## Problem description
In the listing below, identify each line with the word "ylabel" and return those lines.

## Listing
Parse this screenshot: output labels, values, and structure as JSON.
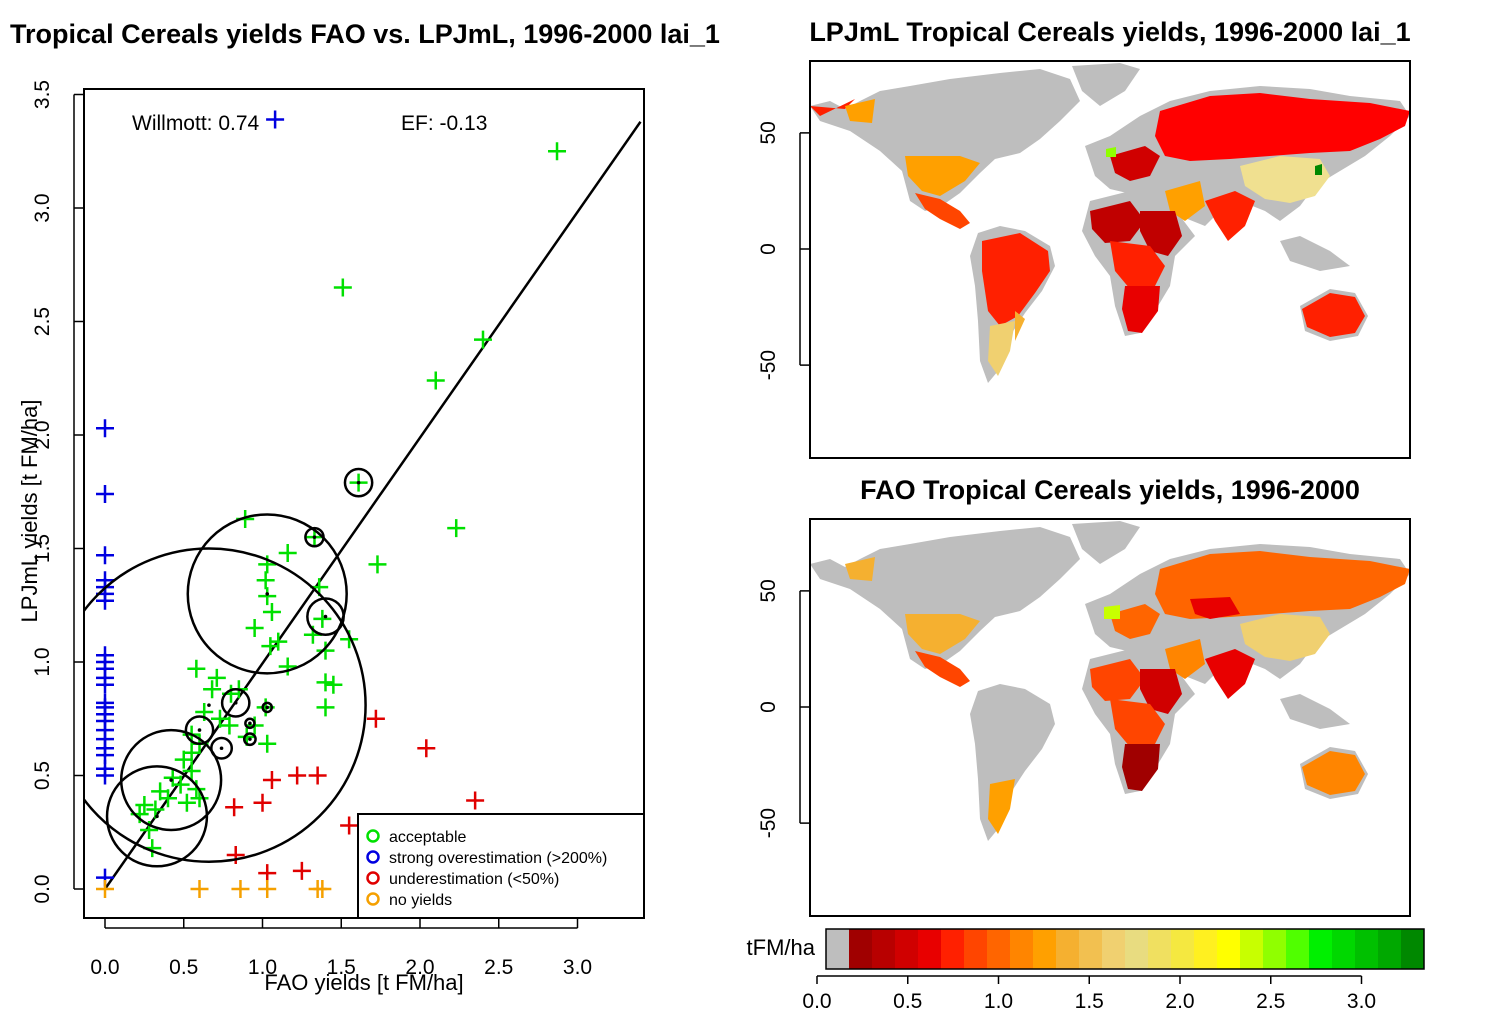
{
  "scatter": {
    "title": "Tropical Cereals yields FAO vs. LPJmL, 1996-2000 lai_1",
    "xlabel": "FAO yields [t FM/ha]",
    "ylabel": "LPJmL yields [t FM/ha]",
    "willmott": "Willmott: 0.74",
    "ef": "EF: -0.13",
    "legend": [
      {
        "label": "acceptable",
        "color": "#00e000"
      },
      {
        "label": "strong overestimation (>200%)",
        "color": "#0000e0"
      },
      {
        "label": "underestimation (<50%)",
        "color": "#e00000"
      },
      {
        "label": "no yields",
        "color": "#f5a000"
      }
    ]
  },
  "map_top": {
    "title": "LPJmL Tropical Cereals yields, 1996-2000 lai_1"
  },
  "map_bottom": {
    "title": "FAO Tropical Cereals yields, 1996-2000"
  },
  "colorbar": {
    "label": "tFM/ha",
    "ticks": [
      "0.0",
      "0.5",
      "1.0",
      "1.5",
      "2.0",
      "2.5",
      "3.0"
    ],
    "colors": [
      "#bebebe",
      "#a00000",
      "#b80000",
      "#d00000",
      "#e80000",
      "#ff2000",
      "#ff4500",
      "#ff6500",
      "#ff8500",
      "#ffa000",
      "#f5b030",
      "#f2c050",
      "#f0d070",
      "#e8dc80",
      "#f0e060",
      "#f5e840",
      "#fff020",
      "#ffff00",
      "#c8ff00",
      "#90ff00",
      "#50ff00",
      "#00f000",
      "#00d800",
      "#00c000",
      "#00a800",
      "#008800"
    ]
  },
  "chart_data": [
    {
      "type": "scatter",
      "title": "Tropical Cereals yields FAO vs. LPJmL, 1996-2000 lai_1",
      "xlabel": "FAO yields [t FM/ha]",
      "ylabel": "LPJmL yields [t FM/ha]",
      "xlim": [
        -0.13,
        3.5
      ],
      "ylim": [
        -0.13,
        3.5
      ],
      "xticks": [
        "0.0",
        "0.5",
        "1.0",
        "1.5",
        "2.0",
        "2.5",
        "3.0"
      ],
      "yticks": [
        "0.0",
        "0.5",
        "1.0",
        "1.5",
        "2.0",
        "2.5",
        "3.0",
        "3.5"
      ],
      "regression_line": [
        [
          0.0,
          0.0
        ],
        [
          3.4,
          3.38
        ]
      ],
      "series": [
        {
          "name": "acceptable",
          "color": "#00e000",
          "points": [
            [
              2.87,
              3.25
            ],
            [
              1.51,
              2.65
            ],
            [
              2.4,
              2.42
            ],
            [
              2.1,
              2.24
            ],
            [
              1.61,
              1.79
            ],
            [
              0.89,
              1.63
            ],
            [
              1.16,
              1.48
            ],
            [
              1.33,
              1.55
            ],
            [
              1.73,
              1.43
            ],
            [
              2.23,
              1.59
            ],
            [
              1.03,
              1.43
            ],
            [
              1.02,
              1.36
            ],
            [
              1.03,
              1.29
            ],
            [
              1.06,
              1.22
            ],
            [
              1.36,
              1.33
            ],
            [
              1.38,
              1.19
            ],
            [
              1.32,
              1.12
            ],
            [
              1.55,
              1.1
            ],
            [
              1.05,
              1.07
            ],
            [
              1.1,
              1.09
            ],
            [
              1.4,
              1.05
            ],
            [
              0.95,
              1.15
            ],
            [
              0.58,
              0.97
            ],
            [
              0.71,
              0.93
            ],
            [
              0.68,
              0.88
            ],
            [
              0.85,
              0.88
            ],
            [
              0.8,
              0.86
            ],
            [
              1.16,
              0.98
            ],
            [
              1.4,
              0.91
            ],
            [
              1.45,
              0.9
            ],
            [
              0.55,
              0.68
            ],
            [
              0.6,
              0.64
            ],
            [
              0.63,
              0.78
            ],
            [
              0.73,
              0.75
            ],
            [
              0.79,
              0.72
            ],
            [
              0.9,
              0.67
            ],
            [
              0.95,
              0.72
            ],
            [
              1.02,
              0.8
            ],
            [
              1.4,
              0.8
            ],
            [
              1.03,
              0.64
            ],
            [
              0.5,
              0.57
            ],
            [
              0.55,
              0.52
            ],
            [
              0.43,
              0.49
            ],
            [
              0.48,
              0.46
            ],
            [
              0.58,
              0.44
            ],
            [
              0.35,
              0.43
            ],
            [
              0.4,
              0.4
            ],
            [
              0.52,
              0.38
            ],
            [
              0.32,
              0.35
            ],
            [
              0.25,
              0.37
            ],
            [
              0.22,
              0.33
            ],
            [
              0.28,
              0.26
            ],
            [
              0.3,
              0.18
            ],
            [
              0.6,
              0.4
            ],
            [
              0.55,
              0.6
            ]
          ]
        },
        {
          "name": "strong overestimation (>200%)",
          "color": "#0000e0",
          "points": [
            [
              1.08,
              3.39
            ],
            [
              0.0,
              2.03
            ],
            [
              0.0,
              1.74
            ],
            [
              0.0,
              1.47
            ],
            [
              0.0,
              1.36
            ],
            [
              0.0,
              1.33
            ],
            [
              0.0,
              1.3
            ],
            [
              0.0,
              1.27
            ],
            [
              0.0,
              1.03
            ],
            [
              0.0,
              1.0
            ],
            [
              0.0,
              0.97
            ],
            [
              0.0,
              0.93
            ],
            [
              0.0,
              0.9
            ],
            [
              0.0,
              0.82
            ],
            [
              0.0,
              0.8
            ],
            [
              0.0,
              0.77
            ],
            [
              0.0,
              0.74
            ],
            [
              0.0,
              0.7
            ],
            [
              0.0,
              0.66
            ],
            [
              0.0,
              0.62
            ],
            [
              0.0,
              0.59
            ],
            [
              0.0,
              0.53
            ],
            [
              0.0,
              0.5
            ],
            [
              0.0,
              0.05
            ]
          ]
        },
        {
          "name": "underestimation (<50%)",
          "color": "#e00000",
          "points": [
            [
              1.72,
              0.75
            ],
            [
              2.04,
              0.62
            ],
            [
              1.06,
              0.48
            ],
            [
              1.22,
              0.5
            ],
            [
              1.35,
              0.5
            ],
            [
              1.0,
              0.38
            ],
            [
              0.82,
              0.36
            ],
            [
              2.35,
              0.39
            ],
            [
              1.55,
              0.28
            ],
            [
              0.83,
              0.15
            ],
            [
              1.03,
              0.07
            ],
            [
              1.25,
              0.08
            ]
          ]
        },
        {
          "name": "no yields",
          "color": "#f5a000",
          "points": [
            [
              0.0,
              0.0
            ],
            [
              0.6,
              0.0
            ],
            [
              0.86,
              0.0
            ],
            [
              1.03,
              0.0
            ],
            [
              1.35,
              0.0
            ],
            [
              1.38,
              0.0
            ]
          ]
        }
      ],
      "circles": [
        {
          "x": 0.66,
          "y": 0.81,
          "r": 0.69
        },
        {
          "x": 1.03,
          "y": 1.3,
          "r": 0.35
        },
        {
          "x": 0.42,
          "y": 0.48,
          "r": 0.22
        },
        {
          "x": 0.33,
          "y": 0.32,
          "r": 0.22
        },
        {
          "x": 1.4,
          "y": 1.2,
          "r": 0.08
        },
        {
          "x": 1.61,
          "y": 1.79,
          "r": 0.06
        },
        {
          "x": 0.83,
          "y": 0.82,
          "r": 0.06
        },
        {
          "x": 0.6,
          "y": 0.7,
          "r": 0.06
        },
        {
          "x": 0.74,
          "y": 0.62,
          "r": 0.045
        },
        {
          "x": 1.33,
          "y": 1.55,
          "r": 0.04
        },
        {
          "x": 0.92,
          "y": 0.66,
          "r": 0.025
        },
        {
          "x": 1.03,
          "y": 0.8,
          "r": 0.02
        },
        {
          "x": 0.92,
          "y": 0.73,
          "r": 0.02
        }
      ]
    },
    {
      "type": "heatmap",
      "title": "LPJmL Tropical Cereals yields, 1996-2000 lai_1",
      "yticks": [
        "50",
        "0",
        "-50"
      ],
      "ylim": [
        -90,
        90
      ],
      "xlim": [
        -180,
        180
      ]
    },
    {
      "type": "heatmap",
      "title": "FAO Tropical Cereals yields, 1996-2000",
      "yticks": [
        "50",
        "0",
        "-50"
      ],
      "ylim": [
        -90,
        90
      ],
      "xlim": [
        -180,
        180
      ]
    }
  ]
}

## Expected answer
    "ylabel": "LPJmL yields [t FM/ha]",
      "ylabel": "LPJmL yields [t FM/ha]",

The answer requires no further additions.